[Saved entries]

* begin *

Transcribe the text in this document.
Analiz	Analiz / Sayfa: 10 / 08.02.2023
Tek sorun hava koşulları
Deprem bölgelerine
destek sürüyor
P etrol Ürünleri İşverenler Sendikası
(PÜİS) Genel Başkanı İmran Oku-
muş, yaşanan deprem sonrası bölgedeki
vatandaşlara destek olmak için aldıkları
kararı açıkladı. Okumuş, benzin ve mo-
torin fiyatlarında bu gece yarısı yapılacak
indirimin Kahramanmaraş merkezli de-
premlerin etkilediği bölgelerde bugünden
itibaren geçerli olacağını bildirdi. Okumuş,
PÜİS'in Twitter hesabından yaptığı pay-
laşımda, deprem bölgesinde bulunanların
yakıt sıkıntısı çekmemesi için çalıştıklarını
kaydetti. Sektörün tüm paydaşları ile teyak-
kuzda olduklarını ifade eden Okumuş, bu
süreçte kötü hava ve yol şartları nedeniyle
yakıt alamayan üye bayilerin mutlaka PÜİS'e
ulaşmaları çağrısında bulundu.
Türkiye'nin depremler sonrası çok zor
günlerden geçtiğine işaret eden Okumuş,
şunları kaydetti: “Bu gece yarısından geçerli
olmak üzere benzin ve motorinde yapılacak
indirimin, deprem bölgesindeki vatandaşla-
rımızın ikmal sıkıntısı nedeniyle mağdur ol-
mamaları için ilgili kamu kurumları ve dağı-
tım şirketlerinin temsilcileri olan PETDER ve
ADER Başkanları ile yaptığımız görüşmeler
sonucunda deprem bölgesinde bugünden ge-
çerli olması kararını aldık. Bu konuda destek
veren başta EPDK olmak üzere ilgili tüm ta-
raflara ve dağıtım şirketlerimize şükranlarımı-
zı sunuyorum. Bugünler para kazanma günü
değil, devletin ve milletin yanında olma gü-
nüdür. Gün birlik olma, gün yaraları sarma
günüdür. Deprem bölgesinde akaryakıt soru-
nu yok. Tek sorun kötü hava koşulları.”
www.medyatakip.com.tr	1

* end *

**Prompt:**
The records above should all be quoted exactly, please.

**Result of this task:**
Transcribe the text in this document.
Analiz	Analiz / Sayfa: 10 / 08.02.2023
Tek sorun hava koşulları
Deprem bölgelerine
destek sürüyor
P etrol Ürünleri İşverenler Sendikası
(PÜİS) Genel Başkanı İmran Oku-
muş, yaşanan deprem sonrası bölgedeki
vatandaşlara destek olmak için aldıkları
kararı açıkladı. Okumuş, benzin ve mo-
torin fiyatlarında bu gece yarısı yapılacak
indirimin Kahramanmaraş merkezli de-
premlerin etkilediği bölgelerde bugünden
itibaren geçerli olacağını bildirdi. Okumuş,
PÜİS'in Twitter hesabından yaptığı pay-
laşımda, deprem bölgesinde bulunanların
yakıt sıkıntısı çekmemesi için çalıştıklarını
kaydetti. Sektörün tüm paydaşları ile teyak-
kuzda olduklarını ifade eden Okumuş, bu
süreçte kötü hava ve yol şartları nedeniyle
yakıt alamayan üye bayilerin mutlaka PÜİS'e
ulaşmaları çağrısında bulundu.
Türkiye'nin depremler sonrası çok zor
günlerden geçtiğine işaret eden Okumuş,
şunları kaydetti: “Bu gece yarısından geçerli
olmak üzere benzin ve motorinde yapılacak
indirimin, deprem bölgesindeki vatandaşla-
rımızın ikmal sıkıntısı nedeniyle mağdur ol-
mamaları için ilgili kamu kurumları ve dağı-
tım şirketlerinin temsilcileri olan PETDER ve
ADER Başkanları ile yaptığımız görüşmeler
sonucunda deprem bölgesinde bugünden ge-
çerli olması kararını aldık. Bu konuda destek
veren başta EPDK olmak üzere ilgili tüm ta-
raflara ve dağıtım şirketlerimize şükranlarımı-
zı sunuyorum. Bugünler para kazanma günü
değil, devletin ve milletin yanında olma gü-
nüdür. Gün birlik olma, gün yaraları sarma
günüdür. Deprem bölgesinde akaryakıt soru-
nu yok. Tek sorun kötü hava koşulları.”
www.medyatakip.com.tr	1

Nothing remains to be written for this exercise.